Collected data
>> START

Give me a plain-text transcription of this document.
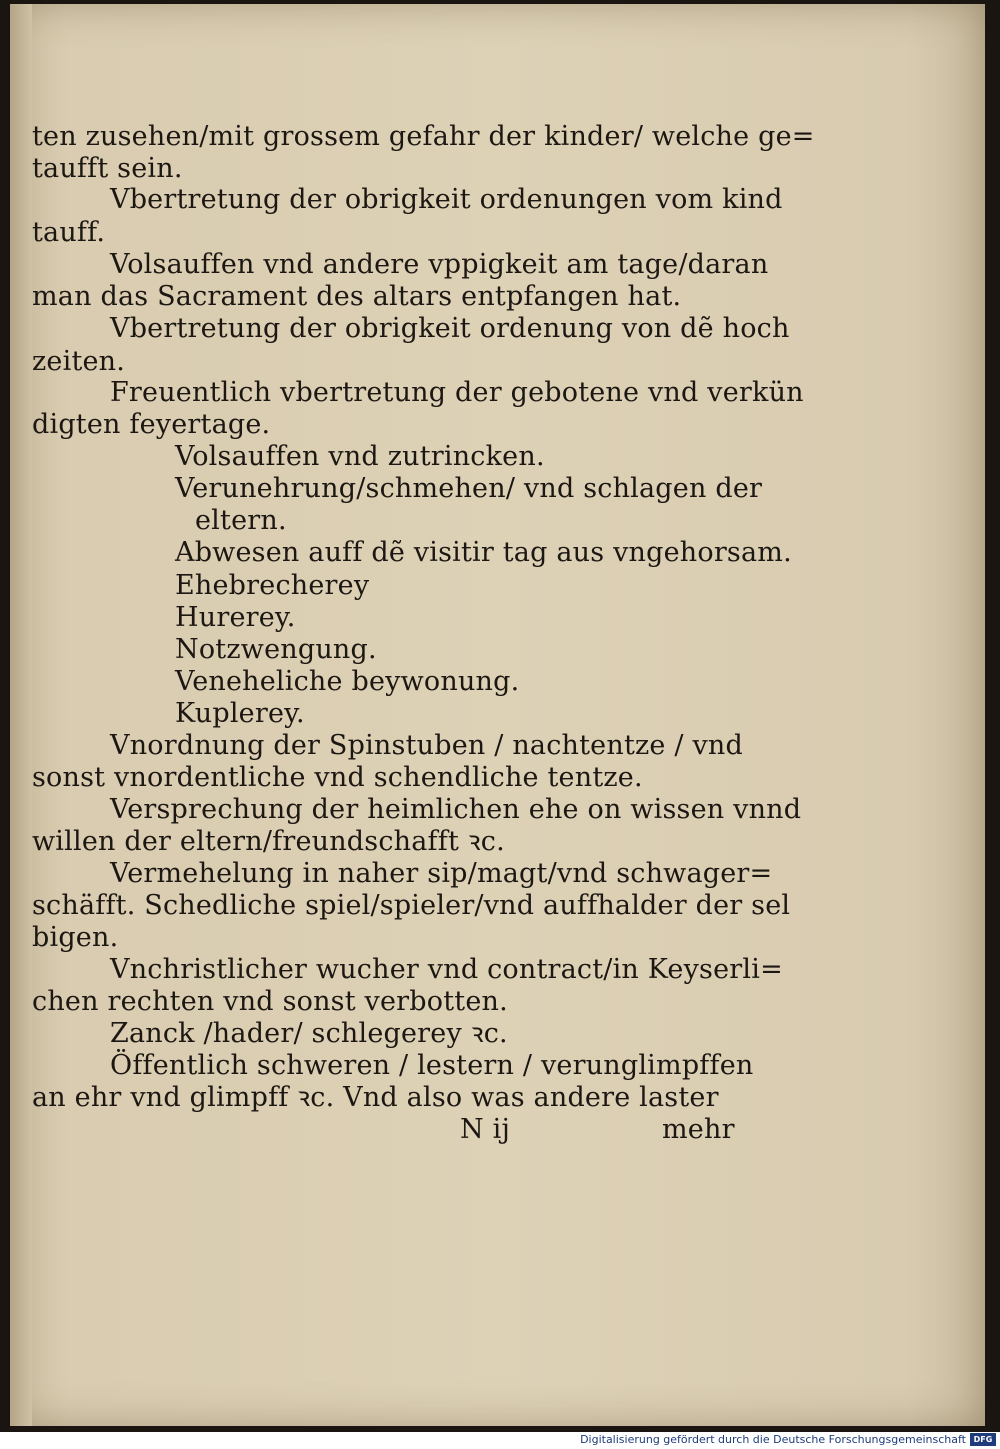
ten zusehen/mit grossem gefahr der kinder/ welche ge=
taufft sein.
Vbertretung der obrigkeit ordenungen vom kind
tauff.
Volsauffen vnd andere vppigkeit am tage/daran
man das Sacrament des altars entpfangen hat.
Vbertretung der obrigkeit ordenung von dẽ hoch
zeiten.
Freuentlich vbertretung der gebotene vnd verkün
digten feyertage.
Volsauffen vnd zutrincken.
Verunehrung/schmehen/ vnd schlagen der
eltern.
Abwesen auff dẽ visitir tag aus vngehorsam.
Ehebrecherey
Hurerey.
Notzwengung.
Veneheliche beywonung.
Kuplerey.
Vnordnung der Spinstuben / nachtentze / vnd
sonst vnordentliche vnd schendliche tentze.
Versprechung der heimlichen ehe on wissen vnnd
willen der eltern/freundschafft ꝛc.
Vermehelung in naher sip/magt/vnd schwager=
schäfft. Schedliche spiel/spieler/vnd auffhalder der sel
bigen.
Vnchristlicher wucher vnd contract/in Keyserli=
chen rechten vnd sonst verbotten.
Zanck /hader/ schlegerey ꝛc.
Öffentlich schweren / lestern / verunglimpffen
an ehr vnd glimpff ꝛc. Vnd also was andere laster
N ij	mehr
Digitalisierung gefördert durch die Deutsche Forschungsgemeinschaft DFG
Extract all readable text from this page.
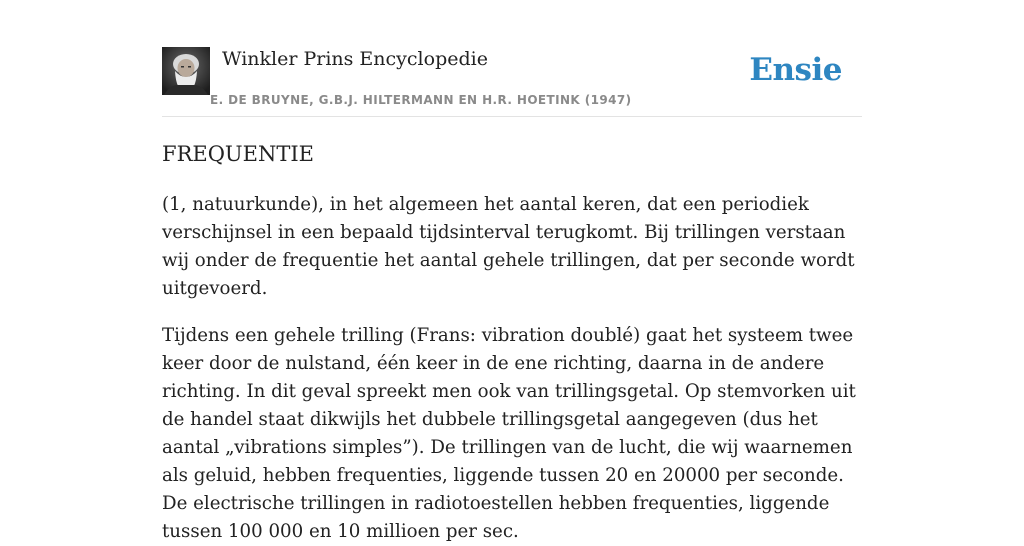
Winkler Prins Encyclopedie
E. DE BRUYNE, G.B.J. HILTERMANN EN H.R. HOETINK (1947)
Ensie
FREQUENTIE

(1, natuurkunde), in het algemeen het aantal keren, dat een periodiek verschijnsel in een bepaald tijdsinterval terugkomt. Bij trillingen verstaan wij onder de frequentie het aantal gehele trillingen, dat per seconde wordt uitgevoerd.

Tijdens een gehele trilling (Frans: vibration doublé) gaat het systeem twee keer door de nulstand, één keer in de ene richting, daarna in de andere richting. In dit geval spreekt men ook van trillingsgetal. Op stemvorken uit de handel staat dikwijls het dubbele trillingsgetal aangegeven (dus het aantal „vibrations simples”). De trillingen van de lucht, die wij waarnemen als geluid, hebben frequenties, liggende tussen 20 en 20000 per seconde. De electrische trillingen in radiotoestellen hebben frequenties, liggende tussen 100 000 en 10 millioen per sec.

>> END

Every line of the listing that holds "eltern" should be found and copied.

eltern.
willen der eltern/freundschafft ꝛc.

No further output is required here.